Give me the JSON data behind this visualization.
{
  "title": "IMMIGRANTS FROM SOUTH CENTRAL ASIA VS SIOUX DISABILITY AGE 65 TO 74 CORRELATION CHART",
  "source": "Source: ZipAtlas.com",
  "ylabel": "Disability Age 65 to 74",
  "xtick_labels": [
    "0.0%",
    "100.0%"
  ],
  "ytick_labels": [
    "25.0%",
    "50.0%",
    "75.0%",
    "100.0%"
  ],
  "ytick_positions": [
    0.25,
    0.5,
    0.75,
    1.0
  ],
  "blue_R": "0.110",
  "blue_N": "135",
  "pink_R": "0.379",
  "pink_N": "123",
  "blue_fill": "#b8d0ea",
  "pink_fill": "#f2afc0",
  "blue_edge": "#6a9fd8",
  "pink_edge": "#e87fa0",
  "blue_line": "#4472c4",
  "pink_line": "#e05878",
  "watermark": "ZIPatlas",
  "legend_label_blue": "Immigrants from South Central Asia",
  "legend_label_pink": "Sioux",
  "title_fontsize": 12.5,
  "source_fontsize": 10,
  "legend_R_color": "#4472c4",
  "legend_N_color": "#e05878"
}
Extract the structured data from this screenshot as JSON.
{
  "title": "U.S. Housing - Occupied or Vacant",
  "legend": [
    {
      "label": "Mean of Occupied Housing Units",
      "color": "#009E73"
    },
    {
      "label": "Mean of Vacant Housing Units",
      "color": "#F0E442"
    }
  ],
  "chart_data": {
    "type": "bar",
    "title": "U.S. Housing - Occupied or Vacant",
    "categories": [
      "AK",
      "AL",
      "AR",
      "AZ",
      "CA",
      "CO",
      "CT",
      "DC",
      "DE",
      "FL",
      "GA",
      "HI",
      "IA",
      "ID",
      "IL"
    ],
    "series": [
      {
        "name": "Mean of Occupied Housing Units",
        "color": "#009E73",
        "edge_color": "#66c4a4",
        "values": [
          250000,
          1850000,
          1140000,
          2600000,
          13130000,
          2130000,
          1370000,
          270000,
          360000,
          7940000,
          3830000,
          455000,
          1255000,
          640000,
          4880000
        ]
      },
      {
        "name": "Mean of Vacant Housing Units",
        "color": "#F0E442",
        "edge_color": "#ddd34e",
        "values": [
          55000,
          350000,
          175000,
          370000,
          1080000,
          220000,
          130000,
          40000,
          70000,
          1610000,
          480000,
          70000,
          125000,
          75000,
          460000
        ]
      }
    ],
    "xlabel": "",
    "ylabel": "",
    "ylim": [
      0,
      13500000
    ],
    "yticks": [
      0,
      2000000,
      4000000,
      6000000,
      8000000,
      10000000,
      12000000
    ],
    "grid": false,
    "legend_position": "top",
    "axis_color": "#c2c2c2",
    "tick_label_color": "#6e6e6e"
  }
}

***

## Problem
Go through the entries and return each line where the word "this" appears.

## Right answer
Give me the JSON data behind this visualization.
Extract the structured data from this screenshot as JSON.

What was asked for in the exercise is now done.